◆ Work to do
Omit the pictures, then reproduce every remaining record exactly.
[begin Data listing]
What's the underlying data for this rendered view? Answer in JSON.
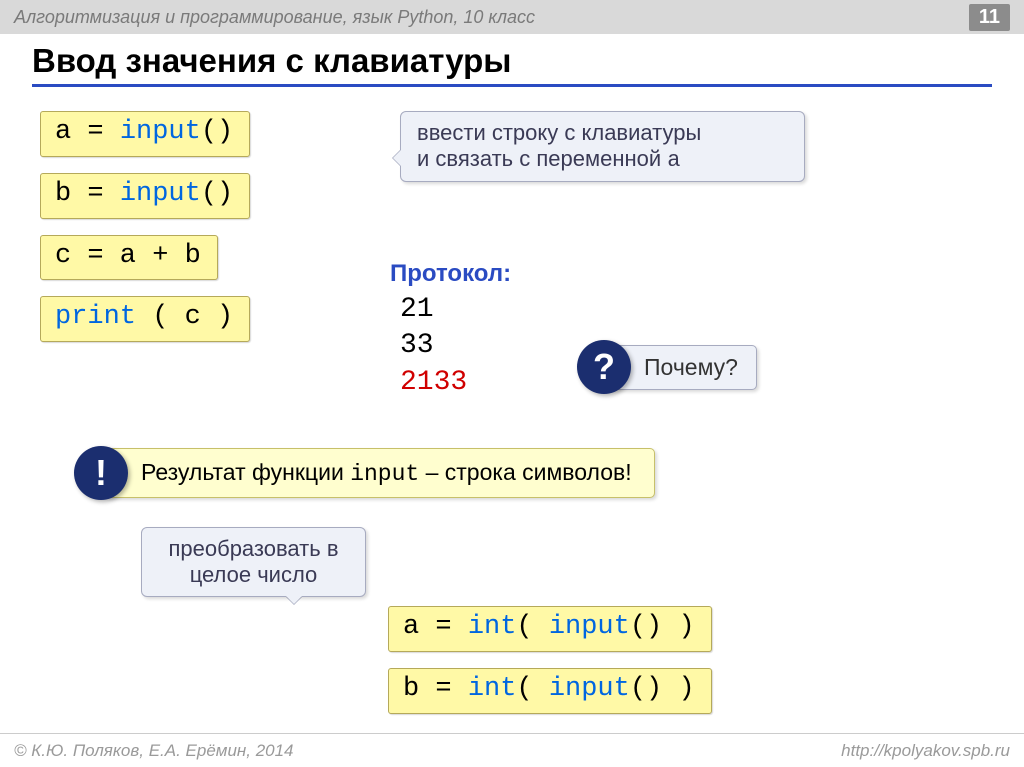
{
  "header": {
    "course": "Алгоритмизация и программирование, язык Python, 10 класс",
    "page": "11"
  },
  "title": "Ввод значения с клавиатуры",
  "code": {
    "line1_a": "a = ",
    "line1_b": "input",
    "line1_c": "()",
    "line2_a": "b = ",
    "line2_b": "input",
    "line2_c": "()",
    "line3": "c = a + b",
    "line4_a": "print",
    "line4_b": " ( c )",
    "int1_a": "a = ",
    "int1_b": "int",
    "int1_c": "( ",
    "int1_d": "input",
    "int1_e": "() )",
    "int2_a": "b = ",
    "int2_b": "int",
    "int2_c": "( ",
    "int2_d": "input",
    "int2_e": "() )"
  },
  "callouts": {
    "input_line1": "ввести строку с клавиатуры",
    "input_line2_a": "и связать с переменной ",
    "input_line2_b": "a",
    "convert_line1": "преобразовать в",
    "convert_line2": "целое число",
    "why": "Почему?",
    "question_mark": "?",
    "excl_mark": "!"
  },
  "protocol": {
    "label": "Протокол:",
    "v1": "21",
    "v2": "33",
    "v3": "2133"
  },
  "result": {
    "t1": "Результат функции ",
    "t2": "input",
    "t3": " – строка символов!"
  },
  "footer": {
    "left": "© К.Ю. Поляков, Е.А. Ерёмин, 2014",
    "right": "http://kpolyakov.spb.ru"
  }
}
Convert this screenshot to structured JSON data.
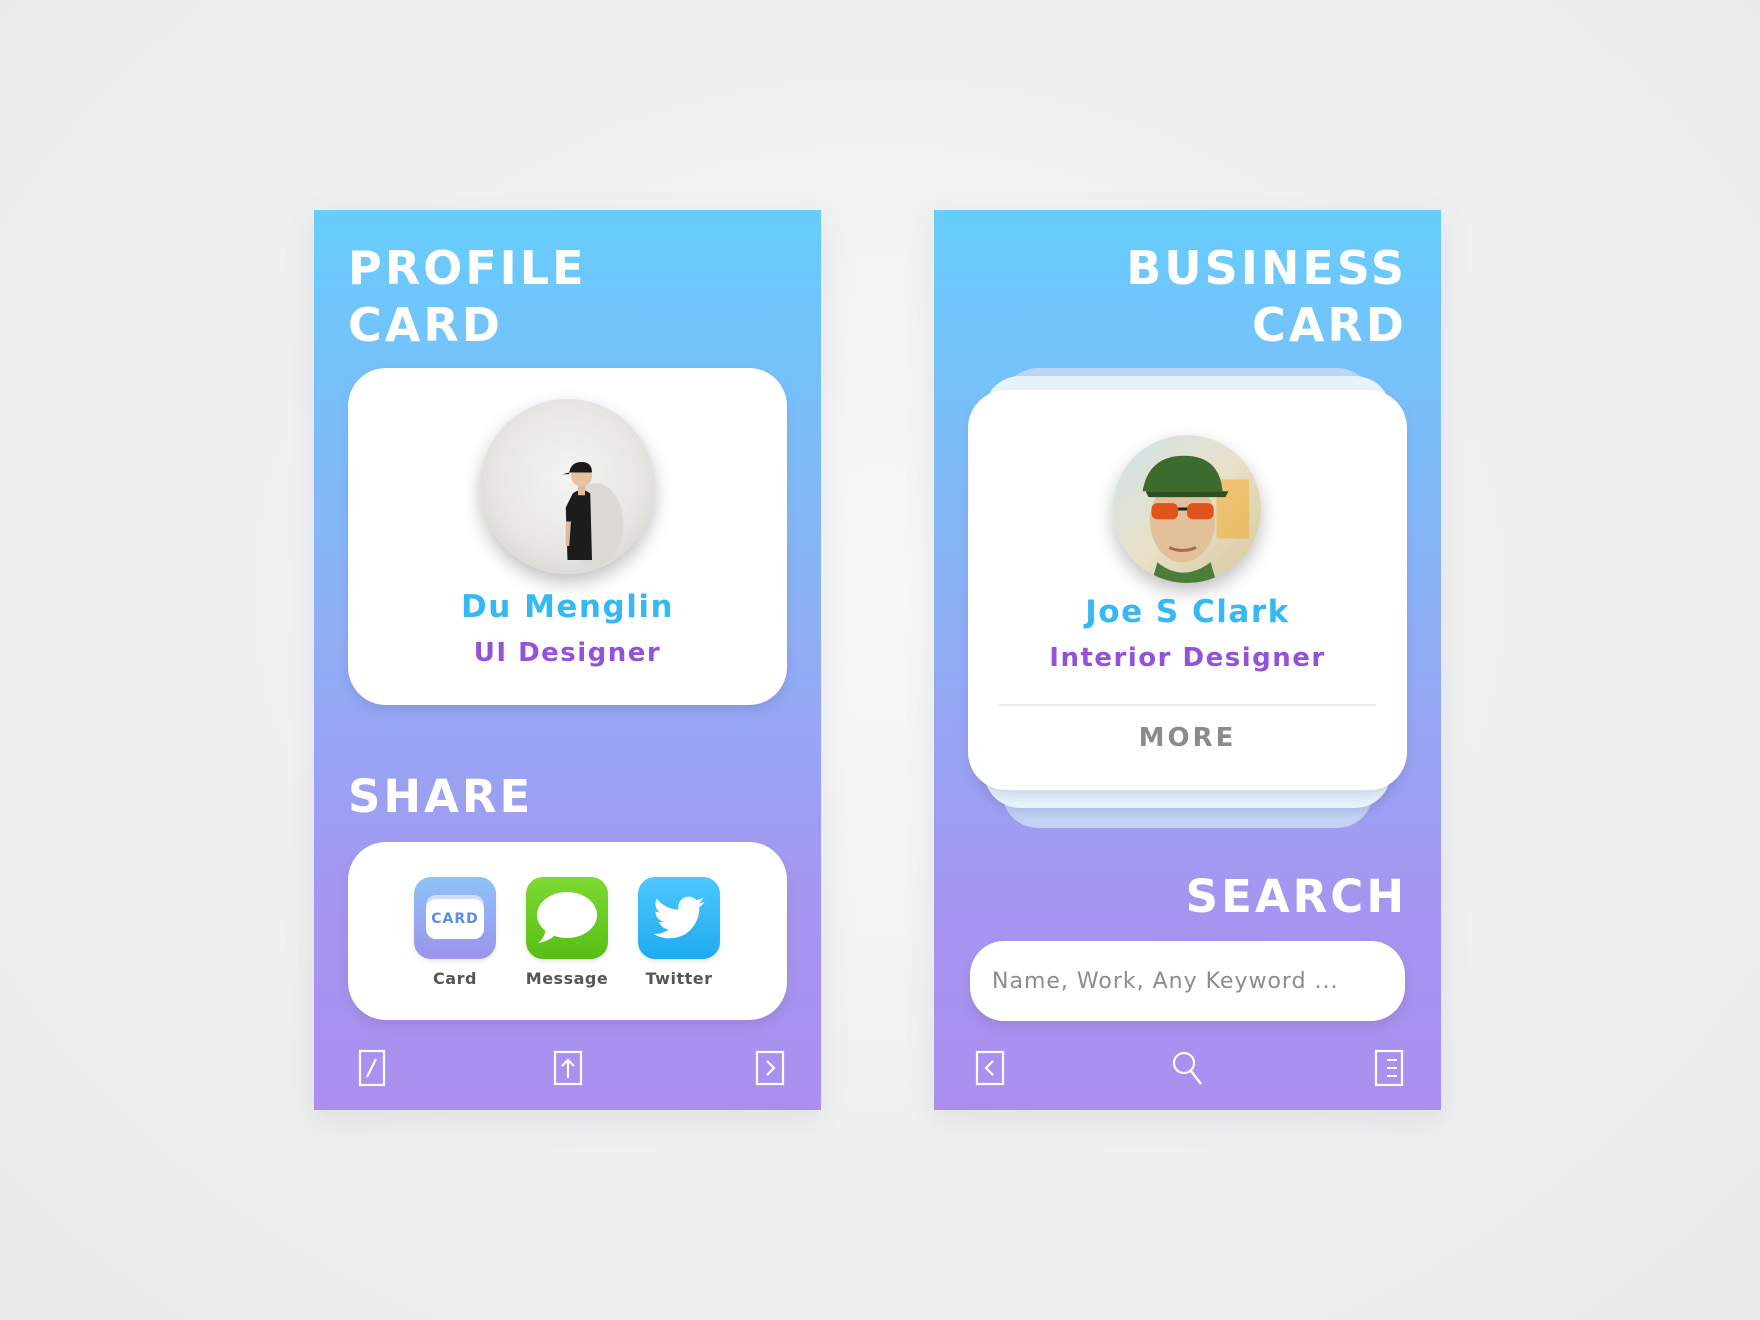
{
  "profile_screen": {
    "title_line1": "PROFILE",
    "title_line2": "CARD",
    "name": "Du Menglin",
    "role": "UI Designer",
    "share_title": "SHARE",
    "share_items": [
      {
        "label": "Card",
        "icon": "card-app-icon",
        "icon_text": "CARD"
      },
      {
        "label": "Message",
        "icon": "message-app-icon"
      },
      {
        "label": "Twitter",
        "icon": "twitter-app-icon"
      }
    ],
    "bottom_nav": [
      "edit-icon",
      "share-upload-icon",
      "forward-icon"
    ]
  },
  "business_screen": {
    "title_line1": "BUSINESS",
    "title_line2": "CARD",
    "name": "Joe S Clark",
    "role": "Interior Designer",
    "more_label": "MORE",
    "search_title": "SEARCH",
    "search_placeholder": "Name, Work, Any Keyword ...",
    "bottom_nav": [
      "back-icon",
      "search-icon",
      "list-icon"
    ]
  },
  "colors": {
    "gradient_top": "#66cdfd",
    "gradient_bottom": "#ab8fef",
    "name_blue": "#36b8f2",
    "role_purple": "#9452da",
    "message_green": "#62c81a",
    "twitter_blue": "#2cb7f7"
  }
}
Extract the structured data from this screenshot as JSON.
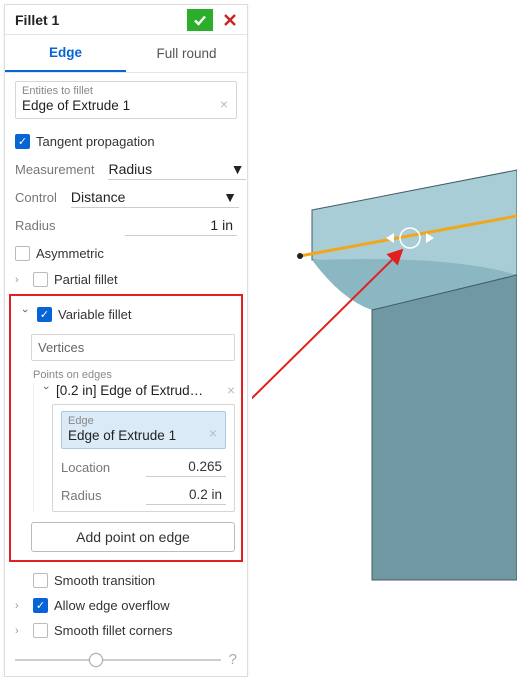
{
  "accent": "#0764d4",
  "danger": "#e22020",
  "header": {
    "title": "Fillet 1"
  },
  "tabs": {
    "edge": "Edge",
    "full_round": "Full round",
    "active": "edge"
  },
  "entities": {
    "caption": "Entities to fillet",
    "value": "Edge of Extrude 1"
  },
  "tangent_propagation": {
    "label": "Tangent propagation",
    "checked": true
  },
  "measurement": {
    "label": "Measurement",
    "value": "Radius"
  },
  "control": {
    "label": "Control",
    "value": "Distance"
  },
  "radius": {
    "label": "Radius",
    "value": "1 in"
  },
  "asymmetric": {
    "label": "Asymmetric",
    "checked": false
  },
  "partial_fillet": {
    "label": "Partial fillet",
    "checked": false,
    "expanded": false
  },
  "variable_fillet": {
    "label": "Variable fillet",
    "checked": true,
    "expanded": true,
    "vertices_placeholder": "Vertices",
    "points_caption": "Points on edges",
    "item": {
      "title": "[0.2 in] Edge of Extrud…",
      "edge_caption": "Edge",
      "edge_value": "Edge of Extrude 1",
      "location_label": "Location",
      "location_value": "0.265",
      "radius_label": "Radius",
      "radius_value": "0.2 in"
    },
    "add_point_label": "Add point on edge"
  },
  "smooth_transition": {
    "label": "Smooth transition",
    "checked": false
  },
  "allow_edge_overflow": {
    "label": "Allow edge overflow",
    "checked": true,
    "expanded": false
  },
  "smooth_fillet_corners": {
    "label": "Smooth fillet corners",
    "checked": false,
    "expanded": false
  },
  "model": {
    "body_color": "#96bfc9",
    "edge_highlight": "#f2a61a"
  }
}
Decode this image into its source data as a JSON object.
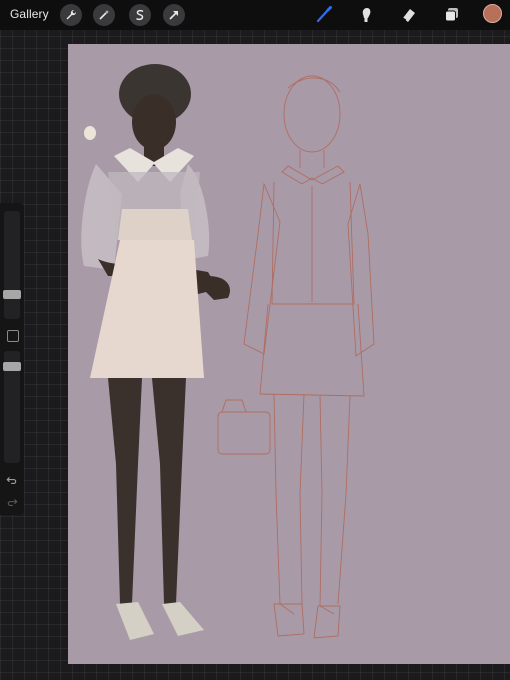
{
  "app": {
    "gallery_label": "Gallery"
  },
  "toolbar": {
    "left_tools": [
      "wrench-icon",
      "magic-wand-icon",
      "selection-s-icon",
      "transform-arrow-icon"
    ],
    "right_tools": [
      "brush-icon",
      "smudge-icon",
      "eraser-icon",
      "layers-icon"
    ],
    "active_tool": "brush-icon",
    "active_color": "#b87058",
    "accent_color": "#2f6df6"
  },
  "sidebar": {
    "brush_size_level": 0.7,
    "opacity_level": 0.65
  },
  "canvas": {
    "background_color": "#a99aa8",
    "sketch_color": "#b06655"
  }
}
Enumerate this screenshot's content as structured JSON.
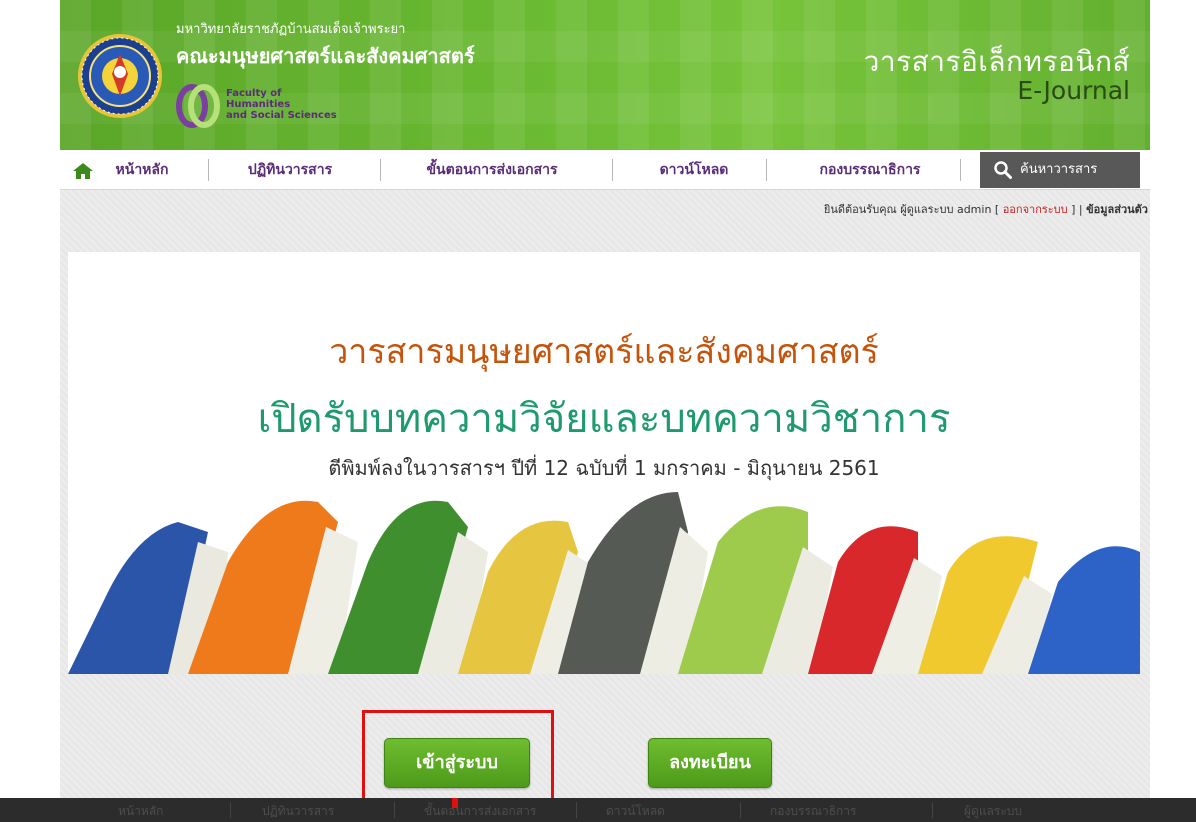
{
  "header": {
    "university_name": "มหาวิทยาลัยราชภัฏบ้านสมเด็จเจ้าพระยา",
    "faculty_name_th": "คณะมนุษยศาสตร์และสังคมศาสตร์",
    "faculty_name_en_1": "Faculty of",
    "faculty_name_en_2": "Humanities",
    "faculty_name_en_3": "and Social Sciences",
    "journal_title_th": "วารสารอิเล็กทรอนิกส์",
    "journal_title_en": "E-Journal"
  },
  "nav": {
    "home": "หน้าหลัก",
    "calendar": "ปฏิทินวารสาร",
    "submission": "ขั้นตอนการส่งเอกสาร",
    "download": "ดาวน์โหลด",
    "editorial": "กองบรรณาธิการ",
    "search": "ค้นหาวารสาร"
  },
  "welcome": {
    "greeting": "ยินดีต้อนรับคุณ ผู้ดูแลระบบ admin [ ",
    "logout": "ออกจากระบบ",
    "tail": " ] | ",
    "profile": "ข้อมูลส่วนตัว"
  },
  "banner": {
    "line1": "วารสารมนุษยศาสตร์และสังคมศาสตร์",
    "line2": "เปิดรับบทความวิจัยและบทความวิชาการ",
    "line3": "ตีพิมพ์ลงในวารสารฯ ปีที่ 12 ฉบับที่ 1 มกราคม - มิถุนายน 2561"
  },
  "buttons": {
    "login": "เข้าสู่ระบบ",
    "register": "ลงทะเบียน"
  },
  "footer": {
    "items": [
      "หน้าหลัก",
      "ปฏิทินวารสาร",
      "ขั้นตอนการส่งเอกสาร",
      "ดาวน์โหลด",
      "กองบรรณาธิการ",
      "ผู้ดูแลระบบ"
    ]
  },
  "colors": {
    "header_green": "#6bbb33",
    "nav_text": "#5a2d78",
    "banner_line1": "#c4540c",
    "banner_line2": "#1f9a6e",
    "button_green": "#5aa822",
    "highlight_red": "#e01010"
  },
  "icons": {
    "home": "home-icon",
    "search": "search-icon",
    "seal": "university-seal-icon",
    "faculty_logo": "faculty-logo-icon"
  }
}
[end Data listing]
◆ Result of this exercise
What's the underlying data for this rendered view? Answer in JSON.
{
  "header": {
    "course": "Алгоритмизация и программирование, язык Python, 10 класс",
    "page": "11"
  },
  "title": "Ввод значения с клавиатуры",
  "code": {
    "line1_a": "a = ",
    "line1_b": "input",
    "line1_c": "()",
    "line2_a": "b = ",
    "line2_b": "input",
    "line2_c": "()",
    "line3": "c = a + b",
    "line4_a": "print",
    "line4_b": " ( c )",
    "int1_a": "a = ",
    "int1_b": "int",
    "int1_c": "( ",
    "int1_d": "input",
    "int1_e": "() )",
    "int2_a": "b = ",
    "int2_b": "int",
    "int2_c": "( ",
    "int2_d": "input",
    "int2_e": "() )"
  },
  "callouts": {
    "input_line1": "ввести строку с клавиатуры",
    "input_line2_a": "и связать с переменной ",
    "input_line2_b": "a",
    "convert_line1": "преобразовать в",
    "convert_line2": "целое число",
    "why": "Почему?",
    "question_mark": "?",
    "excl_mark": "!"
  },
  "protocol": {
    "label": "Протокол:",
    "v1": "21",
    "v2": "33",
    "v3": "2133"
  },
  "result": {
    "t1": "Результат функции ",
    "t2": "input",
    "t3": " – строка символов!"
  },
  "footer": {
    "left": "© К.Ю. Поляков, Е.А. Ерёмин, 2014",
    "right": "http://kpolyakov.spb.ru"
  }
}
Convert this screenshot to structured JSON data.
{
  "profile_screen": {
    "title_line1": "PROFILE",
    "title_line2": "CARD",
    "name": "Du Menglin",
    "role": "UI Designer",
    "share_title": "SHARE",
    "share_items": [
      {
        "label": "Card",
        "icon": "card-app-icon",
        "icon_text": "CARD"
      },
      {
        "label": "Message",
        "icon": "message-app-icon"
      },
      {
        "label": "Twitter",
        "icon": "twitter-app-icon"
      }
    ],
    "bottom_nav": [
      "edit-icon",
      "share-upload-icon",
      "forward-icon"
    ]
  },
  "business_screen": {
    "title_line1": "BUSINESS",
    "title_line2": "CARD",
    "name": "Joe S Clark",
    "role": "Interior Designer",
    "more_label": "MORE",
    "search_title": "SEARCH",
    "search_placeholder": "Name, Work, Any Keyword ...",
    "bottom_nav": [
      "back-icon",
      "search-icon",
      "list-icon"
    ]
  },
  "colors": {
    "gradient_top": "#66cdfd",
    "gradient_bottom": "#ab8fef",
    "name_blue": "#36b8f2",
    "role_purple": "#9452da",
    "message_green": "#62c81a",
    "twitter_blue": "#2cb7f7"
  }
}
Extract the structured data from this screenshot as JSON.
{
  "accent": "#0764d4",
  "danger": "#e22020",
  "header": {
    "title": "Fillet 1"
  },
  "tabs": {
    "edge": "Edge",
    "full_round": "Full round",
    "active": "edge"
  },
  "entities": {
    "caption": "Entities to fillet",
    "value": "Edge of Extrude 1"
  },
  "tangent_propagation": {
    "label": "Tangent propagation",
    "checked": true
  },
  "measurement": {
    "label": "Measurement",
    "value": "Radius"
  },
  "control": {
    "label": "Control",
    "value": "Distance"
  },
  "radius": {
    "label": "Radius",
    "value": "1 in"
  },
  "asymmetric": {
    "label": "Asymmetric",
    "checked": false
  },
  "partial_fillet": {
    "label": "Partial fillet",
    "checked": false,
    "expanded": false
  },
  "variable_fillet": {
    "label": "Variable fillet",
    "checked": true,
    "expanded": true,
    "vertices_placeholder": "Vertices",
    "points_caption": "Points on edges",
    "item": {
      "title": "[0.2 in] Edge of Extrud…",
      "edge_caption": "Edge",
      "edge_value": "Edge of Extrude 1",
      "location_label": "Location",
      "location_value": "0.265",
      "radius_label": "Radius",
      "radius_value": "0.2 in"
    },
    "add_point_label": "Add point on edge"
  },
  "smooth_transition": {
    "label": "Smooth transition",
    "checked": false
  },
  "allow_edge_overflow": {
    "label": "Allow edge overflow",
    "checked": true,
    "expanded": false
  },
  "smooth_fillet_corners": {
    "label": "Smooth fillet corners",
    "checked": false,
    "expanded": false
  },
  "model": {
    "body_color": "#96bfc9",
    "edge_highlight": "#f2a61a"
  }
}
Decode this image into its source data as a JSON object.
{
  "app": {
    "gallery_label": "Gallery"
  },
  "toolbar": {
    "left_tools": [
      "wrench-icon",
      "magic-wand-icon",
      "selection-s-icon",
      "transform-arrow-icon"
    ],
    "right_tools": [
      "brush-icon",
      "smudge-icon",
      "eraser-icon",
      "layers-icon"
    ],
    "active_tool": "brush-icon",
    "active_color": "#b87058",
    "accent_color": "#2f6df6"
  },
  "sidebar": {
    "brush_size_level": 0.7,
    "opacity_level": 0.65
  },
  "canvas": {
    "background_color": "#a99aa8",
    "sketch_color": "#b06655"
  }
}
Enumerate this screenshot's content as structured JSON.
{
  "header": {
    "university_name": "มหาวิทยาลัยราชภัฏบ้านสมเด็จเจ้าพระยา",
    "faculty_name_th": "คณะมนุษยศาสตร์และสังคมศาสตร์",
    "faculty_name_en_1": "Faculty of",
    "faculty_name_en_2": "Humanities",
    "faculty_name_en_3": "and Social Sciences",
    "journal_title_th": "วารสารอิเล็กทรอนิกส์",
    "journal_title_en": "E-Journal"
  },
  "nav": {
    "home": "หน้าหลัก",
    "calendar": "ปฏิทินวารสาร",
    "submission": "ขั้นตอนการส่งเอกสาร",
    "download": "ดาวน์โหลด",
    "editorial": "กองบรรณาธิการ",
    "search": "ค้นหาวารสาร"
  },
  "welcome": {
    "greeting": "ยินดีต้อนรับคุณ ผู้ดูแลระบบ admin [ ",
    "logout": "ออกจากระบบ",
    "tail": " ] | ",
    "profile": "ข้อมูลส่วนตัว"
  },
  "banner": {
    "line1": "วารสารมนุษยศาสตร์และสังคมศาสตร์",
    "line2": "เปิดรับบทความวิจัยและบทความวิชาการ",
    "line3": "ตีพิมพ์ลงในวารสารฯ ปีที่ 12 ฉบับที่ 1 มกราคม - มิถุนายน 2561"
  },
  "buttons": {
    "login": "เข้าสู่ระบบ",
    "register": "ลงทะเบียน"
  },
  "footer": {
    "items": [
      "หน้าหลัก",
      "ปฏิทินวารสาร",
      "ขั้นตอนการส่งเอกสาร",
      "ดาวน์โหลด",
      "กองบรรณาธิการ",
      "ผู้ดูแลระบบ"
    ]
  },
  "colors": {
    "header_green": "#6bbb33",
    "nav_text": "#5a2d78",
    "banner_line1": "#c4540c",
    "banner_line2": "#1f9a6e",
    "button_green": "#5aa822",
    "highlight_red": "#e01010"
  },
  "icons": {
    "home": "home-icon",
    "search": "search-icon",
    "seal": "university-seal-icon",
    "faculty_logo": "faculty-logo-icon"
  }
}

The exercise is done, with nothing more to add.